OBJECTIVE: Extract the whole listing as it stands. Do not include the pictures.

====== DATA FOR THIS TASK ======

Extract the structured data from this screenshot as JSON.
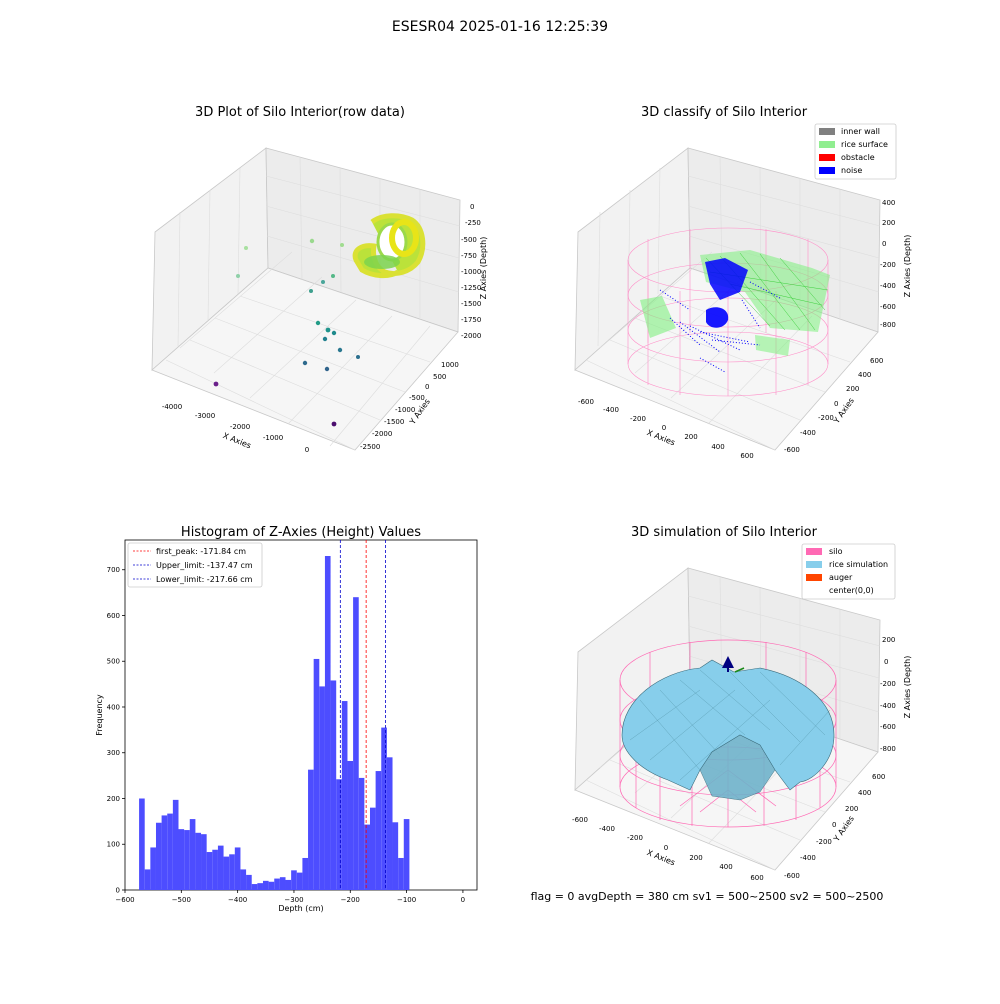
{
  "figure": {
    "suptitle": "ESESR04 2025-01-16 12:25:39",
    "footer": "flag = 0     avgDepth = 380 cm  sv1 = 500~2500  sv2 = 500~2500"
  },
  "colors": {
    "bars": "#4d4dff",
    "first_peak": "#ff0000",
    "limits": "#0000cc",
    "inner_wall": "#808080",
    "rice_surface": "#90ee90",
    "obstacle": "#ff0000",
    "noise": "#0000ff",
    "silo": "#ff69b4",
    "rice_simulation": "#87ceeb",
    "auger": "#ff4500",
    "pane": "#f2f2f2",
    "grid": "#d9d9d9"
  },
  "panels": {
    "raw": {
      "title": "3D Plot of Silo Interior(row data)",
      "xlabel": "X Axies",
      "ylabel": "Y Axies",
      "zlabel": "Z Axies (Depth)",
      "xticks": [
        "-4000",
        "-3000",
        "-2000",
        "-1000",
        "0"
      ],
      "yticks": [
        "1000",
        "500",
        "0",
        "-500",
        "-1000",
        "-1500",
        "-2000",
        "-2500"
      ],
      "zticks": [
        "0",
        "-250",
        "-500",
        "-750",
        "-1000",
        "-1250",
        "-1500",
        "-1750",
        "-2000"
      ]
    },
    "classify": {
      "title": "3D classify of Silo Interior",
      "xlabel": "X Axies",
      "ylabel": "Y Axies",
      "zlabel": "Z Axies (Depth)",
      "xticks": [
        "-600",
        "-400",
        "-200",
        "0",
        "200",
        "400",
        "600"
      ],
      "yticks": [
        "600",
        "400",
        "200",
        "0",
        "-200",
        "-400",
        "-600"
      ],
      "zticks": [
        "400",
        "200",
        "0",
        "-200",
        "-400",
        "-600",
        "-800"
      ],
      "legend": [
        "inner wall",
        "rice surface",
        "obstacle",
        "noise"
      ]
    },
    "simulation": {
      "title": "3D simulation of Silo Interior",
      "xlabel": "X Axies",
      "ylabel": "Y Axies",
      "zlabel": "Z Axies (Depth)",
      "xticks": [
        "-600",
        "-400",
        "-200",
        "0",
        "200",
        "400",
        "600"
      ],
      "yticks": [
        "600",
        "400",
        "200",
        "0",
        "-200",
        "-400",
        "-600"
      ],
      "zticks": [
        "200",
        "0",
        "-200",
        "-400",
        "-600",
        "-800"
      ],
      "legend": [
        "silo",
        "rice simulation",
        "auger",
        "center(0,0)"
      ]
    }
  },
  "chart_data": {
    "type": "bar",
    "title": "Histogram of Z-Axies (Height) Values",
    "xlabel": "Depth (cm)",
    "ylabel": "Frequency",
    "xlim": [
      -600,
      25
    ],
    "ylim": [
      0,
      765
    ],
    "xticks": [
      -600,
      -500,
      -400,
      -300,
      -200,
      -100,
      0
    ],
    "yticks": [
      0,
      100,
      200,
      300,
      400,
      500,
      600,
      700
    ],
    "bin_start": -575,
    "bin_width": 10,
    "values": [
      200,
      45,
      93,
      147,
      163,
      167,
      197,
      133,
      131,
      155,
      125,
      122,
      83,
      88,
      97,
      73,
      78,
      93,
      45,
      33,
      13,
      15,
      20,
      18,
      25,
      28,
      22,
      43,
      38,
      70,
      263,
      505,
      445,
      730,
      458,
      242,
      413,
      282,
      640,
      245,
      143,
      180,
      260,
      355,
      290,
      148,
      70,
      155
    ],
    "legend": [
      {
        "label": "first_peak: -171.84 cm",
        "value": -171.84
      },
      {
        "label": "Upper_limit: -137.47 cm",
        "value": -137.47
      },
      {
        "label": "Lower_limit: -217.66 cm",
        "value": -217.66
      }
    ],
    "grid": false,
    "legend_position": "top-left"
  }
}
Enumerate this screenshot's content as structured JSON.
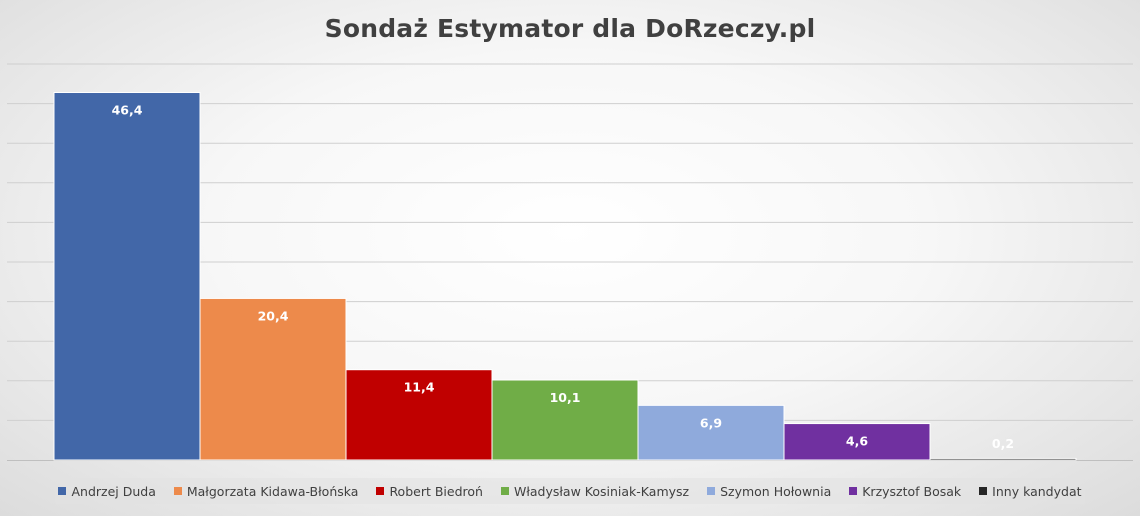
{
  "chart_data": {
    "type": "bar",
    "title": "Sondaż Estymator dla DoRzeczy.pl",
    "xlabel": "",
    "ylabel": "",
    "ylim": [
      0,
      50
    ],
    "grid": true,
    "legend_position": "bottom",
    "categories": [
      "Andrzej Duda",
      "Małgorzata Kidawa-Błońska",
      "Robert Biedroń",
      "Władysław Kosiniak-Kamysz",
      "Szymon Hołownia",
      "Krzysztof Bosak",
      "Inny kandydat"
    ],
    "values": [
      46.4,
      20.4,
      11.4,
      10.1,
      6.9,
      4.6,
      0.2
    ],
    "value_labels": [
      "46,4",
      "20,4",
      "11,4",
      "10,1",
      "6,9",
      "4,6",
      "0,2"
    ],
    "colors": [
      "#4267A8",
      "#ED8A4B",
      "#C00000",
      "#70AD47",
      "#8FAADC",
      "#7030A0",
      "#262626"
    ],
    "label_colors": [
      "#ffffff",
      "#ffffff",
      "#ffffff",
      "#ffffff",
      "#ffffff",
      "#ffffff",
      "#ffffff"
    ]
  }
}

======

RESULT FOR THIS TASK:
Extract the structured data from this screenshot as JSON.
{
  "figure": {
    "suptitle": "ESESR04 2025-01-16 12:25:39",
    "footer": "flag = 0     avgDepth = 380 cm  sv1 = 500~2500  sv2 = 500~2500"
  },
  "colors": {
    "bars": "#4d4dff",
    "first_peak": "#ff0000",
    "limits": "#0000cc",
    "inner_wall": "#808080",
    "rice_surface": "#90ee90",
    "obstacle": "#ff0000",
    "noise": "#0000ff",
    "silo": "#ff69b4",
    "rice_simulation": "#87ceeb",
    "auger": "#ff4500",
    "pane": "#f2f2f2",
    "grid": "#d9d9d9"
  },
  "panels": {
    "raw": {
      "title": "3D Plot of Silo Interior(row data)",
      "xlabel": "X Axies",
      "ylabel": "Y Axies",
      "zlabel": "Z Axies (Depth)",
      "xticks": [
        "-4000",
        "-3000",
        "-2000",
        "-1000",
        "0"
      ],
      "yticks": [
        "1000",
        "500",
        "0",
        "-500",
        "-1000",
        "-1500",
        "-2000",
        "-2500"
      ],
      "zticks": [
        "0",
        "-250",
        "-500",
        "-750",
        "-1000",
        "-1250",
        "-1500",
        "-1750",
        "-2000"
      ]
    },
    "classify": {
      "title": "3D classify of Silo Interior",
      "xlabel": "X Axies",
      "ylabel": "Y Axies",
      "zlabel": "Z Axies (Depth)",
      "xticks": [
        "-600",
        "-400",
        "-200",
        "0",
        "200",
        "400",
        "600"
      ],
      "yticks": [
        "600",
        "400",
        "200",
        "0",
        "-200",
        "-400",
        "-600"
      ],
      "zticks": [
        "400",
        "200",
        "0",
        "-200",
        "-400",
        "-600",
        "-800"
      ],
      "legend": [
        "inner wall",
        "rice surface",
        "obstacle",
        "noise"
      ]
    },
    "simulation": {
      "title": "3D simulation of Silo Interior",
      "xlabel": "X Axies",
      "ylabel": "Y Axies",
      "zlabel": "Z Axies (Depth)",
      "xticks": [
        "-600",
        "-400",
        "-200",
        "0",
        "200",
        "400",
        "600"
      ],
      "yticks": [
        "600",
        "400",
        "200",
        "0",
        "-200",
        "-400",
        "-600"
      ],
      "zticks": [
        "200",
        "0",
        "-200",
        "-400",
        "-600",
        "-800"
      ],
      "legend": [
        "silo",
        "rice simulation",
        "auger",
        "center(0,0)"
      ]
    }
  },
  "chart_data": {
    "type": "bar",
    "title": "Histogram of Z-Axies (Height) Values",
    "xlabel": "Depth (cm)",
    "ylabel": "Frequency",
    "xlim": [
      -600,
      25
    ],
    "ylim": [
      0,
      765
    ],
    "xticks": [
      -600,
      -500,
      -400,
      -300,
      -200,
      -100,
      0
    ],
    "yticks": [
      0,
      100,
      200,
      300,
      400,
      500,
      600,
      700
    ],
    "bin_start": -575,
    "bin_width": 10,
    "values": [
      200,
      45,
      93,
      147,
      163,
      167,
      197,
      133,
      131,
      155,
      125,
      122,
      83,
      88,
      97,
      73,
      78,
      93,
      45,
      33,
      13,
      15,
      20,
      18,
      25,
      28,
      22,
      43,
      38,
      70,
      263,
      505,
      445,
      730,
      458,
      242,
      413,
      282,
      640,
      245,
      143,
      180,
      260,
      355,
      290,
      148,
      70,
      155
    ],
    "legend": [
      {
        "label": "first_peak: -171.84 cm",
        "value": -171.84
      },
      {
        "label": "Upper_limit: -137.47 cm",
        "value": -137.47
      },
      {
        "label": "Lower_limit: -217.66 cm",
        "value": -217.66
      }
    ],
    "grid": false,
    "legend_position": "top-left"
  }
}
Enumerate this screenshot's content as structured JSON.
{
  "chart_data": {
    "type": "bar",
    "title": "Sondaż Estymator dla DoRzeczy.pl",
    "xlabel": "",
    "ylabel": "",
    "ylim": [
      0,
      50
    ],
    "grid": true,
    "legend_position": "bottom",
    "categories": [
      "Andrzej Duda",
      "Małgorzata Kidawa-Błońska",
      "Robert Biedroń",
      "Władysław Kosiniak-Kamysz",
      "Szymon Hołownia",
      "Krzysztof Bosak",
      "Inny kandydat"
    ],
    "values": [
      46.4,
      20.4,
      11.4,
      10.1,
      6.9,
      4.6,
      0.2
    ],
    "value_labels": [
      "46,4",
      "20,4",
      "11,4",
      "10,1",
      "6,9",
      "4,6",
      "0,2"
    ],
    "colors": [
      "#4267A8",
      "#ED8A4B",
      "#C00000",
      "#70AD47",
      "#8FAADC",
      "#7030A0",
      "#262626"
    ],
    "label_colors": [
      "#ffffff",
      "#ffffff",
      "#ffffff",
      "#ffffff",
      "#ffffff",
      "#ffffff",
      "#ffffff"
    ]
  }
}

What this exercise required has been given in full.